* START TASK INPUTS *
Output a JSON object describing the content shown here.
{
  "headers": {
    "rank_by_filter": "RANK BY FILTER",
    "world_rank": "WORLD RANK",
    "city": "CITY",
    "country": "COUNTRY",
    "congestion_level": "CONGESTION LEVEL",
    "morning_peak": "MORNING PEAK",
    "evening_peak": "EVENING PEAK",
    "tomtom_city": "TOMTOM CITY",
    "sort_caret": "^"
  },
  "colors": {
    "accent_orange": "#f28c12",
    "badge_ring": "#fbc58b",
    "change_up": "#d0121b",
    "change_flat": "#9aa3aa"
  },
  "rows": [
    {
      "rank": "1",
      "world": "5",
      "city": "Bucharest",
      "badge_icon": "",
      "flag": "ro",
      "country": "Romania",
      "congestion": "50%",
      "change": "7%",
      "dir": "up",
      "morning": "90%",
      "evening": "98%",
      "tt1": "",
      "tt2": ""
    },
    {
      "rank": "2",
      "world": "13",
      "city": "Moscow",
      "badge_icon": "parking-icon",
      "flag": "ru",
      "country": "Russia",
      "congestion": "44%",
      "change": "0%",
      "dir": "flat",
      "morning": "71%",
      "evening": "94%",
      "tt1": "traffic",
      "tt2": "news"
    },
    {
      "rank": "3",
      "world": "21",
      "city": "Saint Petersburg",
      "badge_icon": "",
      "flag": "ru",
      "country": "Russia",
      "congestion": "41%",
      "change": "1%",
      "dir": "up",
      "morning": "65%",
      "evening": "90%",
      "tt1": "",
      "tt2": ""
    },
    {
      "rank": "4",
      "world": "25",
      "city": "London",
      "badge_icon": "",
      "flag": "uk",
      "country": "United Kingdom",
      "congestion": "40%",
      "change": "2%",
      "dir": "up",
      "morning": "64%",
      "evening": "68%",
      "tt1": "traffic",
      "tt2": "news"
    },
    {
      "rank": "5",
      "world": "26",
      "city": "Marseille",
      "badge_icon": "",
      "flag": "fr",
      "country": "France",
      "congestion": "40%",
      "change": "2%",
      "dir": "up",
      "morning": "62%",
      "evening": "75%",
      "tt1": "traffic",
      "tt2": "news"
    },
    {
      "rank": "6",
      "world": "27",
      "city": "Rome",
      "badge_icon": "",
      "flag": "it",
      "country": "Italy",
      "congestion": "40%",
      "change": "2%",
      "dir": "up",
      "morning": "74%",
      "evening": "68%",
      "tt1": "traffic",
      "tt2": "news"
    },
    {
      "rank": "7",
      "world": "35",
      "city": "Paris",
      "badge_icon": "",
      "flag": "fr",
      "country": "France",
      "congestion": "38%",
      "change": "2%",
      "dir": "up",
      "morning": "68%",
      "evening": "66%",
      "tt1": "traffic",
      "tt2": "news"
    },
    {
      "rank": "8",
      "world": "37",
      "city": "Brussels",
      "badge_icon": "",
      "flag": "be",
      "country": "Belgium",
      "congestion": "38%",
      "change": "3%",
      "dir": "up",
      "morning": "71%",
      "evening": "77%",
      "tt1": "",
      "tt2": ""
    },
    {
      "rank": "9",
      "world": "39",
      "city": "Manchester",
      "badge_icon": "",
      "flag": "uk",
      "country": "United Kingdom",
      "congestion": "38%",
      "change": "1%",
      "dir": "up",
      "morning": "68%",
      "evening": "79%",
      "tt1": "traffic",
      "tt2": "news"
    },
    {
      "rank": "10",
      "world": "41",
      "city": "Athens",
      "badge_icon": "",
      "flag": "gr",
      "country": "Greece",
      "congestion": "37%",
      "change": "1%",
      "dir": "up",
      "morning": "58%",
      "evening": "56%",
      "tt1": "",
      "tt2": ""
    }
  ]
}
* END TASK INPUTS *
DO THIS - Output all of the data again, exactly.

FINISHED EXERCISE -
Output a JSON object describing the content shown here.
{
  "headers": {
    "rank_by_filter": "RANK BY FILTER",
    "world_rank": "WORLD RANK",
    "city": "CITY",
    "country": "COUNTRY",
    "congestion_level": "CONGESTION LEVEL",
    "morning_peak": "MORNING PEAK",
    "evening_peak": "EVENING PEAK",
    "tomtom_city": "TOMTOM CITY",
    "sort_caret": "^"
  },
  "colors": {
    "accent_orange": "#f28c12",
    "badge_ring": "#fbc58b",
    "change_up": "#d0121b",
    "change_flat": "#9aa3aa"
  },
  "rows": [
    {
      "rank": "1",
      "world": "5",
      "city": "Bucharest",
      "badge_icon": "",
      "flag": "ro",
      "country": "Romania",
      "congestion": "50%",
      "change": "7%",
      "dir": "up",
      "morning": "90%",
      "evening": "98%",
      "tt1": "",
      "tt2": ""
    },
    {
      "rank": "2",
      "world": "13",
      "city": "Moscow",
      "badge_icon": "parking-icon",
      "flag": "ru",
      "country": "Russia",
      "congestion": "44%",
      "change": "0%",
      "dir": "flat",
      "morning": "71%",
      "evening": "94%",
      "tt1": "traffic",
      "tt2": "news"
    },
    {
      "rank": "3",
      "world": "21",
      "city": "Saint Petersburg",
      "badge_icon": "",
      "flag": "ru",
      "country": "Russia",
      "congestion": "41%",
      "change": "1%",
      "dir": "up",
      "morning": "65%",
      "evening": "90%",
      "tt1": "",
      "tt2": ""
    },
    {
      "rank": "4",
      "world": "25",
      "city": "London",
      "badge_icon": "",
      "flag": "uk",
      "country": "United Kingdom",
      "congestion": "40%",
      "change": "2%",
      "dir": "up",
      "morning": "64%",
      "evening": "68%",
      "tt1": "traffic",
      "tt2": "news"
    },
    {
      "rank": "5",
      "world": "26",
      "city": "Marseille",
      "badge_icon": "",
      "flag": "fr",
      "country": "France",
      "congestion": "40%",
      "change": "2%",
      "dir": "up",
      "morning": "62%",
      "evening": "75%",
      "tt1": "traffic",
      "tt2": "news"
    },
    {
      "rank": "6",
      "world": "27",
      "city": "Rome",
      "badge_icon": "",
      "flag": "it",
      "country": "Italy",
      "congestion": "40%",
      "change": "2%",
      "dir": "up",
      "morning": "74%",
      "evening": "68%",
      "tt1": "traffic",
      "tt2": "news"
    },
    {
      "rank": "7",
      "world": "35",
      "city": "Paris",
      "badge_icon": "",
      "flag": "fr",
      "country": "France",
      "congestion": "38%",
      "change": "2%",
      "dir": "up",
      "morning": "68%",
      "evening": "66%",
      "tt1": "traffic",
      "tt2": "news"
    },
    {
      "rank": "8",
      "world": "37",
      "city": "Brussels",
      "badge_icon": "",
      "flag": "be",
      "country": "Belgium",
      "congestion": "38%",
      "change": "3%",
      "dir": "up",
      "morning": "71%",
      "evening": "77%",
      "tt1": "",
      "tt2": ""
    },
    {
      "rank": "9",
      "world": "39",
      "city": "Manchester",
      "badge_icon": "",
      "flag": "uk",
      "country": "United Kingdom",
      "congestion": "38%",
      "change": "1%",
      "dir": "up",
      "morning": "68%",
      "evening": "79%",
      "tt1": "traffic",
      "tt2": "news"
    },
    {
      "rank": "10",
      "world": "41",
      "city": "Athens",
      "badge_icon": "",
      "flag": "gr",
      "country": "Greece",
      "congestion": "37%",
      "change": "1%",
      "dir": "up",
      "morning": "58%",
      "evening": "56%",
      "tt1": "",
      "tt2": ""
    }
  ]
}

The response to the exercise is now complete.